--- DATA PROVIDED ---
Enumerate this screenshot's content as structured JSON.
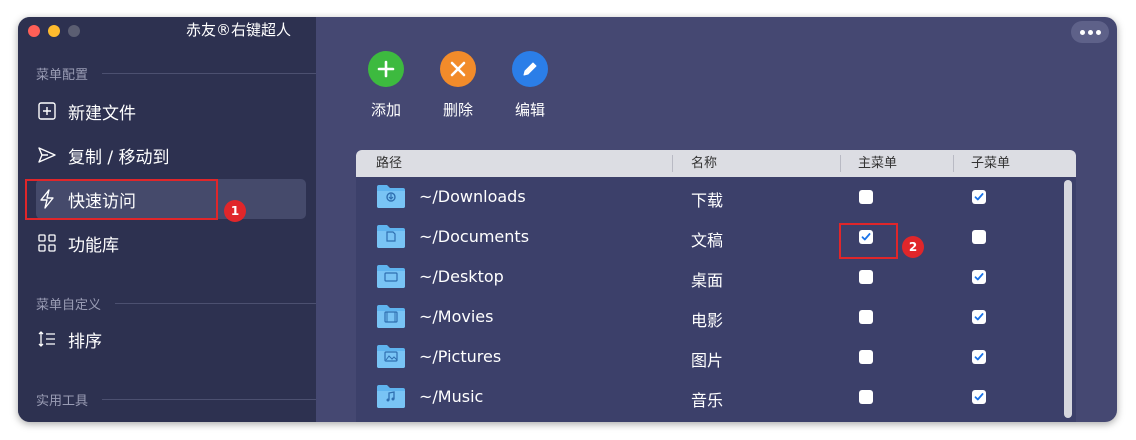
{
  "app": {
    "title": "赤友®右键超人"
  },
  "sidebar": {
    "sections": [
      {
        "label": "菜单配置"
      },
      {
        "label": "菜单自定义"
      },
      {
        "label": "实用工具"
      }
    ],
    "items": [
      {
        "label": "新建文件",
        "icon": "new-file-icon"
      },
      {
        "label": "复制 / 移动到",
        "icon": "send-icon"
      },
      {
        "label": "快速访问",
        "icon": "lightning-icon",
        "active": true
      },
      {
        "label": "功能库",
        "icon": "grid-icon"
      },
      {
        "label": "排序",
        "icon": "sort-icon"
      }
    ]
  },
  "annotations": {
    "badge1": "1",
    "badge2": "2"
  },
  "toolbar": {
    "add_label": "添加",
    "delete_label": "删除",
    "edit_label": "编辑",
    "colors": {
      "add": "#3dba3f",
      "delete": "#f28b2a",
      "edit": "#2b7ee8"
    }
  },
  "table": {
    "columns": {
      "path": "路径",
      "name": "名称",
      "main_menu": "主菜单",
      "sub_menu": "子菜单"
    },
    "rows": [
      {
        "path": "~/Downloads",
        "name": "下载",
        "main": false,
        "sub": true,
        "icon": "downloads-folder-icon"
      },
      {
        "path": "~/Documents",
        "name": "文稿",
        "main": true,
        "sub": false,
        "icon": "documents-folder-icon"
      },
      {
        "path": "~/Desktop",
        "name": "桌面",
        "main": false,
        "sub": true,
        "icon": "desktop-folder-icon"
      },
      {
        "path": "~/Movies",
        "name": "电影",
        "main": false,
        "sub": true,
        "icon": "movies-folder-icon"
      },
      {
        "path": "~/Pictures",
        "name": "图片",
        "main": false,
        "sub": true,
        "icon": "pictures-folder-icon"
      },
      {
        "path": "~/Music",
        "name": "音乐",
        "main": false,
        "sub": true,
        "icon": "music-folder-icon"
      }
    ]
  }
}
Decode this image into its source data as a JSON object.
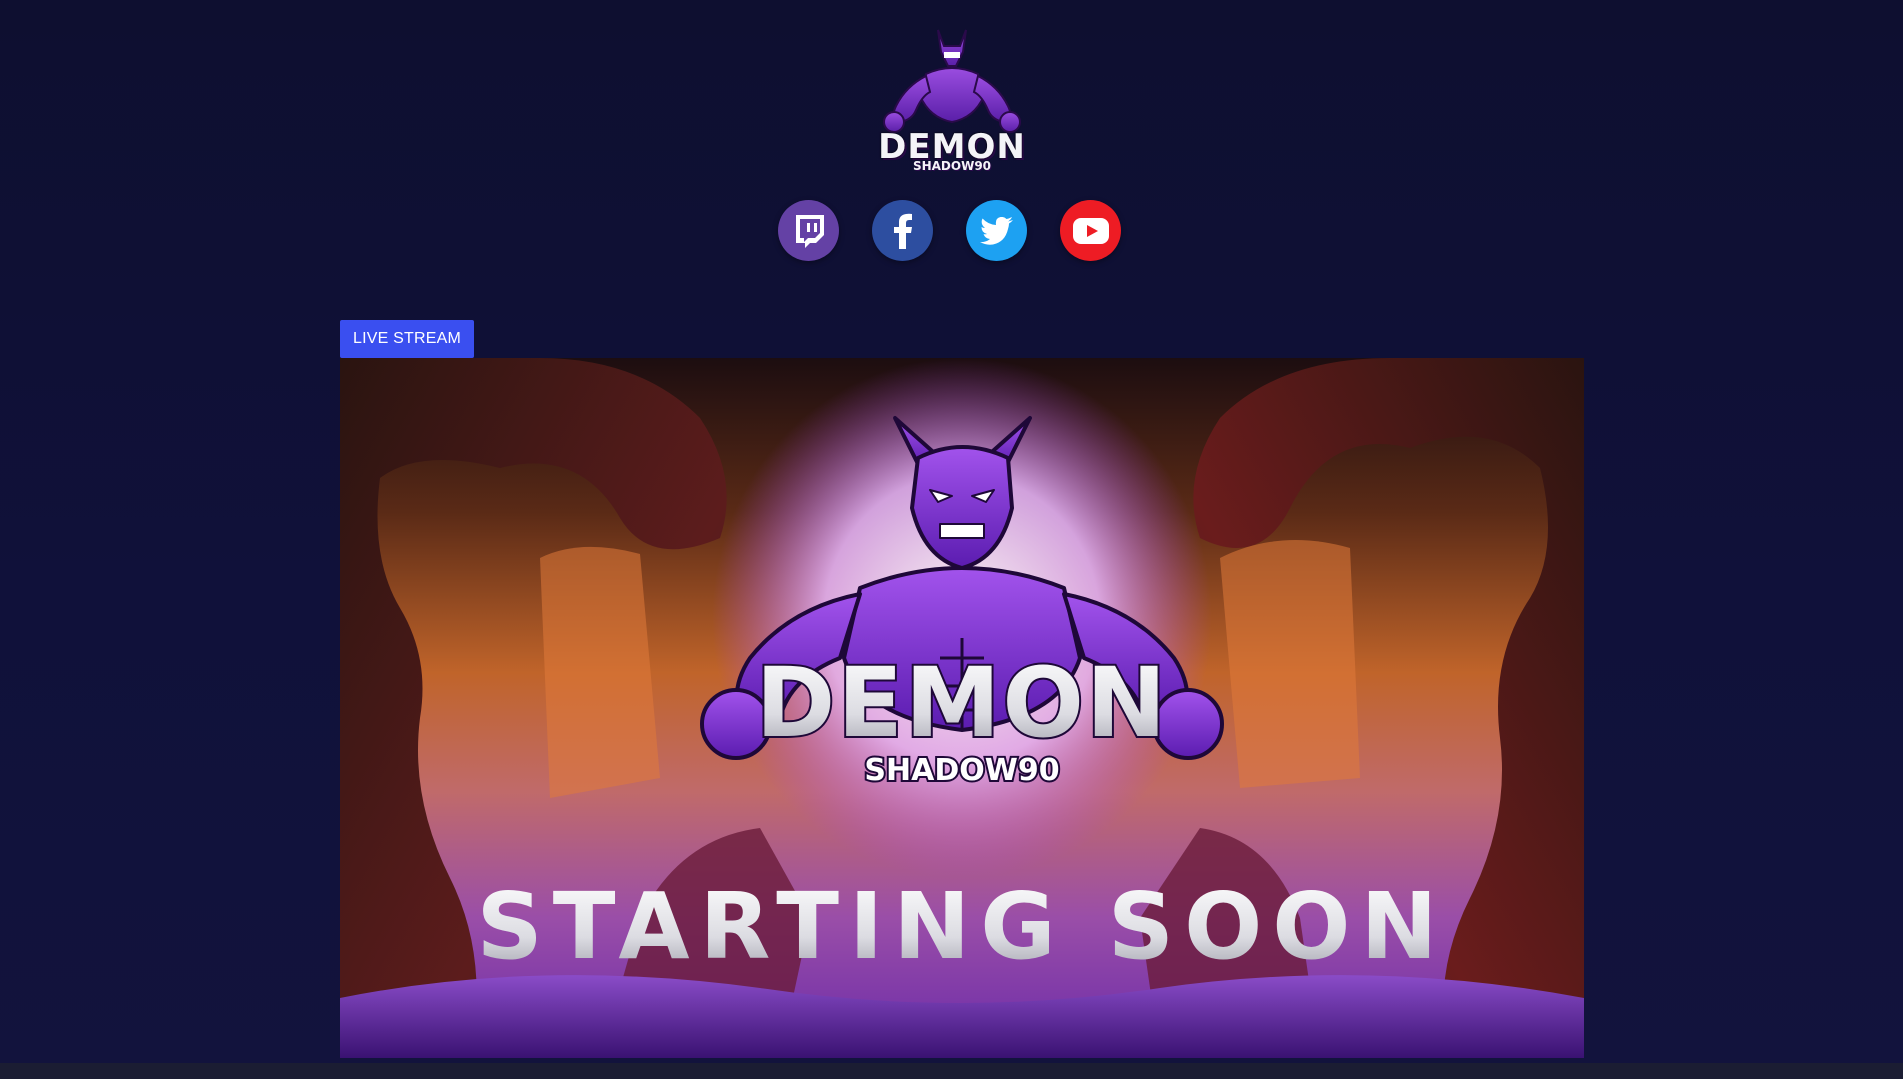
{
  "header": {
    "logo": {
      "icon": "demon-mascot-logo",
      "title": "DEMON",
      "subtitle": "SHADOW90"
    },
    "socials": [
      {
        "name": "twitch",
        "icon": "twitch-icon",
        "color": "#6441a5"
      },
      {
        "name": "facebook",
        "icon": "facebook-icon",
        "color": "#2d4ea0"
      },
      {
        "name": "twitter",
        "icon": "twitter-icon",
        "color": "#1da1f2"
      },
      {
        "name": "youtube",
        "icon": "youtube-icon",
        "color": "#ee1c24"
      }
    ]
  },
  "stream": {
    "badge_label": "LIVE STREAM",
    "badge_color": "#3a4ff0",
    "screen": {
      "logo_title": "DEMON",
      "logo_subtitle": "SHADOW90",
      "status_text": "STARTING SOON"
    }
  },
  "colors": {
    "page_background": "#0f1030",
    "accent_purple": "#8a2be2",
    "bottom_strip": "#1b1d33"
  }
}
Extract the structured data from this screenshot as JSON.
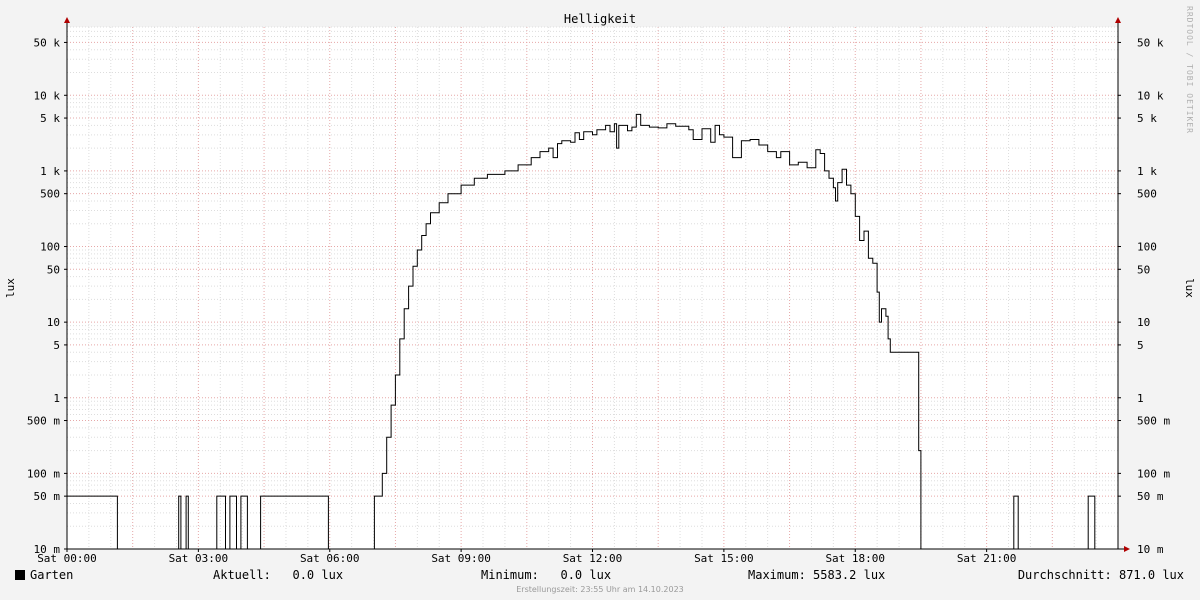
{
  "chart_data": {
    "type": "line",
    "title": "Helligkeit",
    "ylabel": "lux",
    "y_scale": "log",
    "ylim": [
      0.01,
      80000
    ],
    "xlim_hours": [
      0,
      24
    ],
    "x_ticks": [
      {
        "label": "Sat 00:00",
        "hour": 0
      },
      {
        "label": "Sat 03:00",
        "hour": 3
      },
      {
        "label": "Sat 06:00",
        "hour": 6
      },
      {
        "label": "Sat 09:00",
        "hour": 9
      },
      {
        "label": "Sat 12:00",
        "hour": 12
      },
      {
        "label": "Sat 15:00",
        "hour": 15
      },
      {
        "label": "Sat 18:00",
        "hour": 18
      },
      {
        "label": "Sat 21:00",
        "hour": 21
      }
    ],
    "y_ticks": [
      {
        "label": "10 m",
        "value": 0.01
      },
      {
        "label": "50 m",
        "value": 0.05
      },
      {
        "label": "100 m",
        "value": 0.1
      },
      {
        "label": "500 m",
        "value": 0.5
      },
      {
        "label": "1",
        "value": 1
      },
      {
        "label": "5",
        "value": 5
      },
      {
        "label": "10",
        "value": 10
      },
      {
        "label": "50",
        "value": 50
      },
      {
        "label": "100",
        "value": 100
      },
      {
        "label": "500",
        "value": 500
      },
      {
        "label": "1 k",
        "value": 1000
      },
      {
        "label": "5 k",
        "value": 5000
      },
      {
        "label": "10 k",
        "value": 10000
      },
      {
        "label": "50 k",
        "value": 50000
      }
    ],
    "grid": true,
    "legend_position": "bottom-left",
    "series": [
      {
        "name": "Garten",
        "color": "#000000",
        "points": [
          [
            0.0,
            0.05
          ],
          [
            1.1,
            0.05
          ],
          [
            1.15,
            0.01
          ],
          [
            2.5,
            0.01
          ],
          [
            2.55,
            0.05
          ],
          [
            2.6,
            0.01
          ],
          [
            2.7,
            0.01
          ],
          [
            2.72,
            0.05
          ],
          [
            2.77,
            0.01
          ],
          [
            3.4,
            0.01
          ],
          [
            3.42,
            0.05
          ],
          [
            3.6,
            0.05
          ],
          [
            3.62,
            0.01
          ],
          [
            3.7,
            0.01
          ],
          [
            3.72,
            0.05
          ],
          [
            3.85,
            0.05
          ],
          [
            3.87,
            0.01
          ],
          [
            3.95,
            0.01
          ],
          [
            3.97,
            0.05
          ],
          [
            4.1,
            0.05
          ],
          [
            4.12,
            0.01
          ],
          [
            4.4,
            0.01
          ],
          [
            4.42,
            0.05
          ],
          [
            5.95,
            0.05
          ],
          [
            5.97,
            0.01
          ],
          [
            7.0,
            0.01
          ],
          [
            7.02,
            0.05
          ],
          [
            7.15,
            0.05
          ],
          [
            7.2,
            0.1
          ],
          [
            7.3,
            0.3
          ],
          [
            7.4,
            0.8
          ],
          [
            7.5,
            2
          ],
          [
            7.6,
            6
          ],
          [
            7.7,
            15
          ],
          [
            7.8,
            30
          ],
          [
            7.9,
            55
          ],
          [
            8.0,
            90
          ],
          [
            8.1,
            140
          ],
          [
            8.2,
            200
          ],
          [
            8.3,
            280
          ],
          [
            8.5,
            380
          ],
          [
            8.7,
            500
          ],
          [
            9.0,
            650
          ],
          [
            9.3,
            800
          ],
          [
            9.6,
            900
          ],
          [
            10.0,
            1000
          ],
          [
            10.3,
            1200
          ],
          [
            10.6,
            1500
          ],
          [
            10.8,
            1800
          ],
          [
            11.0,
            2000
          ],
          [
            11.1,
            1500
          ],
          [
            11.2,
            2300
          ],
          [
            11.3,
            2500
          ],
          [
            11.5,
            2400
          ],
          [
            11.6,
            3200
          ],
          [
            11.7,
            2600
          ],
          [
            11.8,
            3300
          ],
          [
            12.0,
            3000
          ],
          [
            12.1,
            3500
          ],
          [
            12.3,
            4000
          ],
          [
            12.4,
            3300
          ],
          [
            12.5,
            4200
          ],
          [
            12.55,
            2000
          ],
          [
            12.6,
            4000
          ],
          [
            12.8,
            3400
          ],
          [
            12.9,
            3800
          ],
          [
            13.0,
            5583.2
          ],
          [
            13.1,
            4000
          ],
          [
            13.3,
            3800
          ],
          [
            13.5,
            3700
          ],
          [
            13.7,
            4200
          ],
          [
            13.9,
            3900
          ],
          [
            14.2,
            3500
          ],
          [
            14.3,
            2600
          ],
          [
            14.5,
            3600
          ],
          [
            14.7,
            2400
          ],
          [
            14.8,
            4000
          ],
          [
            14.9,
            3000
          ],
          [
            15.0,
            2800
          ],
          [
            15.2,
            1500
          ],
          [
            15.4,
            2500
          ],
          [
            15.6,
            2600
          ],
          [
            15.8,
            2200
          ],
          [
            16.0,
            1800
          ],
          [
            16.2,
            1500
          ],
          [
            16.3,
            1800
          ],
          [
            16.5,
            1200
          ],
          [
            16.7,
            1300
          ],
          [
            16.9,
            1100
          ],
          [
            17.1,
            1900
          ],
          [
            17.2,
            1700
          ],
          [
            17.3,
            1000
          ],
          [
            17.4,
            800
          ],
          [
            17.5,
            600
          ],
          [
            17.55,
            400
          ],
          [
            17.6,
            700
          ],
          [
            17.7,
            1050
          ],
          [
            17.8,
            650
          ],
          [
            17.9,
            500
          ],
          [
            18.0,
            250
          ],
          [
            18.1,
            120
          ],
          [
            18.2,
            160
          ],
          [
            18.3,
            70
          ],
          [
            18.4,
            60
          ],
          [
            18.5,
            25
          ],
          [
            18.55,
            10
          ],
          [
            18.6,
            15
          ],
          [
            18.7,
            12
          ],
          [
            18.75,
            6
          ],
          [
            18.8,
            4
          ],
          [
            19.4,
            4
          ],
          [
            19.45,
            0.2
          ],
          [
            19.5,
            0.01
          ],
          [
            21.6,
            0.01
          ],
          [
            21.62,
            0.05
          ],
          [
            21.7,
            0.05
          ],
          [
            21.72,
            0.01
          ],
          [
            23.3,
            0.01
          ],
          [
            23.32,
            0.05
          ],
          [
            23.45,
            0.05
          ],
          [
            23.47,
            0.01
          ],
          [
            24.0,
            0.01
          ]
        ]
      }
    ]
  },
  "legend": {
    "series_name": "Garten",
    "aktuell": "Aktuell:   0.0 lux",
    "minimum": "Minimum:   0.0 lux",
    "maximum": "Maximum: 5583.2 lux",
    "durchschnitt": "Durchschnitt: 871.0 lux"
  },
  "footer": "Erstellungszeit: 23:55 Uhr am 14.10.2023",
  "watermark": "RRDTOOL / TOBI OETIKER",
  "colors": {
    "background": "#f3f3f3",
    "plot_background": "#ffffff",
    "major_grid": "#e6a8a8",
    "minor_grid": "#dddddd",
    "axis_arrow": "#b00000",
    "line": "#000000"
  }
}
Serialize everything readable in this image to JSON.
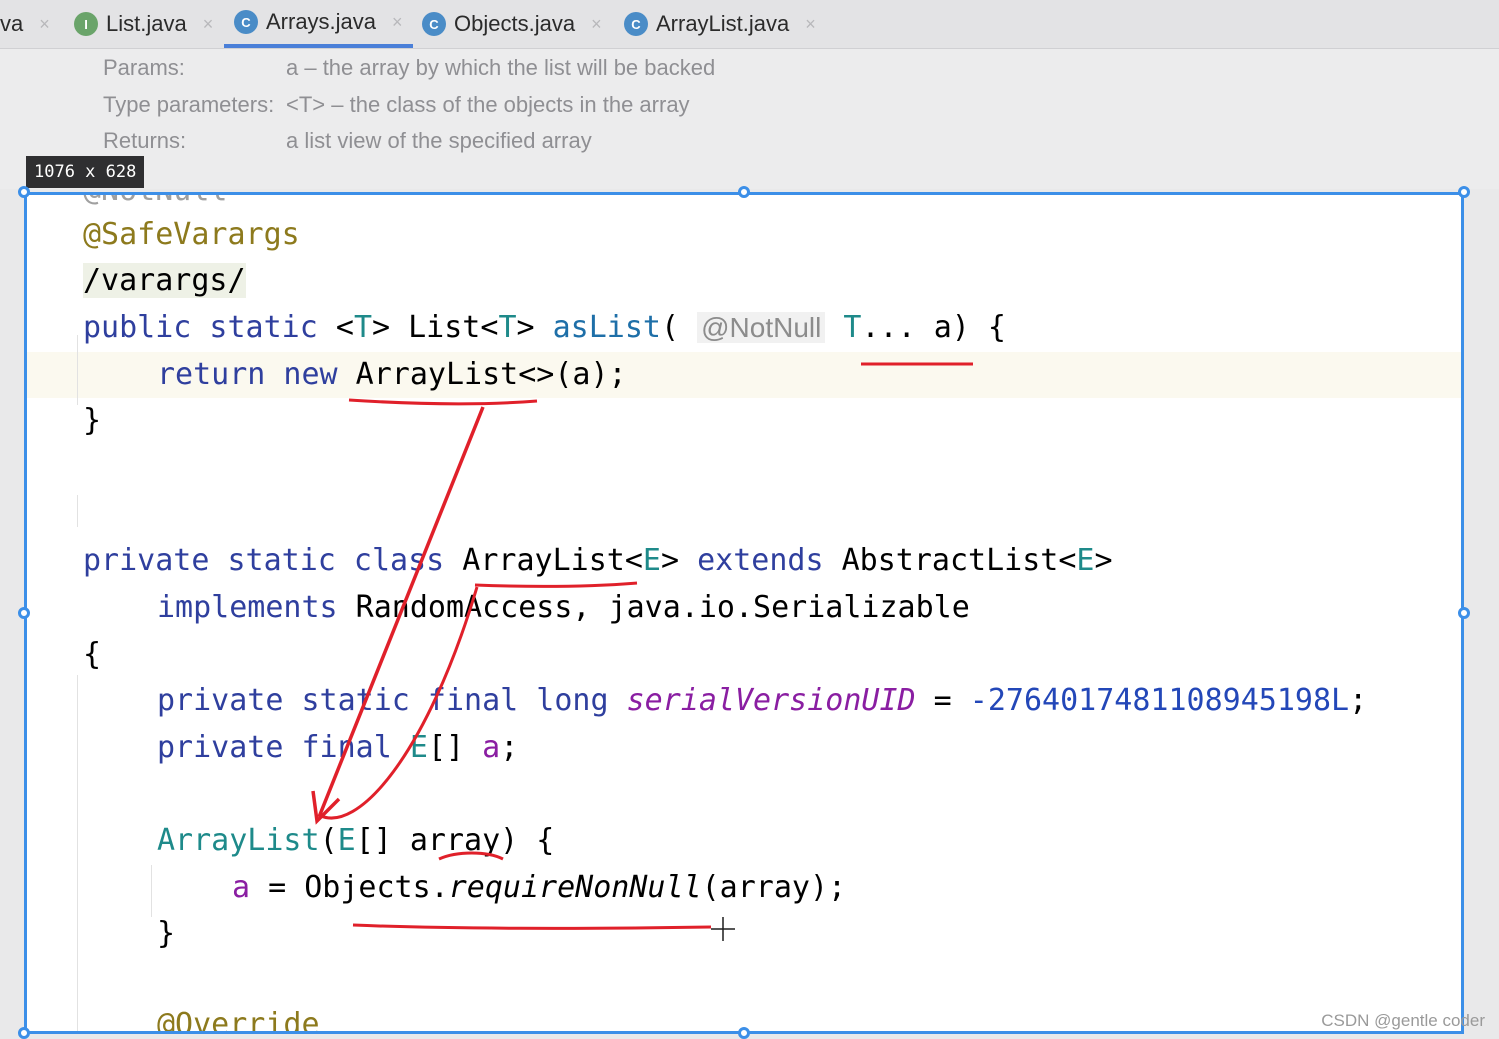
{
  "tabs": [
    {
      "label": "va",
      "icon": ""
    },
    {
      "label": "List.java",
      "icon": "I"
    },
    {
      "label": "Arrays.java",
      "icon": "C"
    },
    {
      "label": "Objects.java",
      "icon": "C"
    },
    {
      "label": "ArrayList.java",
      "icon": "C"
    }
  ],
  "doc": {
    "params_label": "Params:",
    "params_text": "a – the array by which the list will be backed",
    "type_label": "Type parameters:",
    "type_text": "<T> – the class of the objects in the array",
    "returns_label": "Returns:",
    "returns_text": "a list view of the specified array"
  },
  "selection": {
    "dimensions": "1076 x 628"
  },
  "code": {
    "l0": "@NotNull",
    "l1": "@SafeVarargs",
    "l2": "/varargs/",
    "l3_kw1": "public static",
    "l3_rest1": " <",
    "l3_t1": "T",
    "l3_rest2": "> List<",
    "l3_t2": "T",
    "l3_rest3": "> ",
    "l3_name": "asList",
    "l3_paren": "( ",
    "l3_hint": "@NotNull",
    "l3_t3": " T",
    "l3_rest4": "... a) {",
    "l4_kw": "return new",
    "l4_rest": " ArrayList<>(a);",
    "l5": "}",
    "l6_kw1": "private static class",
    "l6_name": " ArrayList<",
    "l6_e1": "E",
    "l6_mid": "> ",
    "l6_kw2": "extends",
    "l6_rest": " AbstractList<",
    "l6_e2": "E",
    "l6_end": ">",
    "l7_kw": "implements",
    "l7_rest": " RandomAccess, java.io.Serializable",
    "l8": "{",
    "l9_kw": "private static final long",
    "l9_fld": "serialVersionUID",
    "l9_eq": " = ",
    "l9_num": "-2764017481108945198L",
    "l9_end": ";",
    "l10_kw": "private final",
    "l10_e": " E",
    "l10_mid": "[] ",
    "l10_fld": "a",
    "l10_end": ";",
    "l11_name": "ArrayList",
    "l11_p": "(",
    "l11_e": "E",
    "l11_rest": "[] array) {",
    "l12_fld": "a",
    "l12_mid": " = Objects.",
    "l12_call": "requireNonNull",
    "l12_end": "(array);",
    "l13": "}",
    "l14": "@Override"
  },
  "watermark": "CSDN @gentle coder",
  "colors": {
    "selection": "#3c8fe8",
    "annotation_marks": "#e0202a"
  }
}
---
WORK TO DO: Go through the listing above and return every line where the word "watermark" occurs.

THE RESULT:
  "watermark": "RRDTOOL / TOBI OETIKER",
  "watermark": "CSDN @gentle coder",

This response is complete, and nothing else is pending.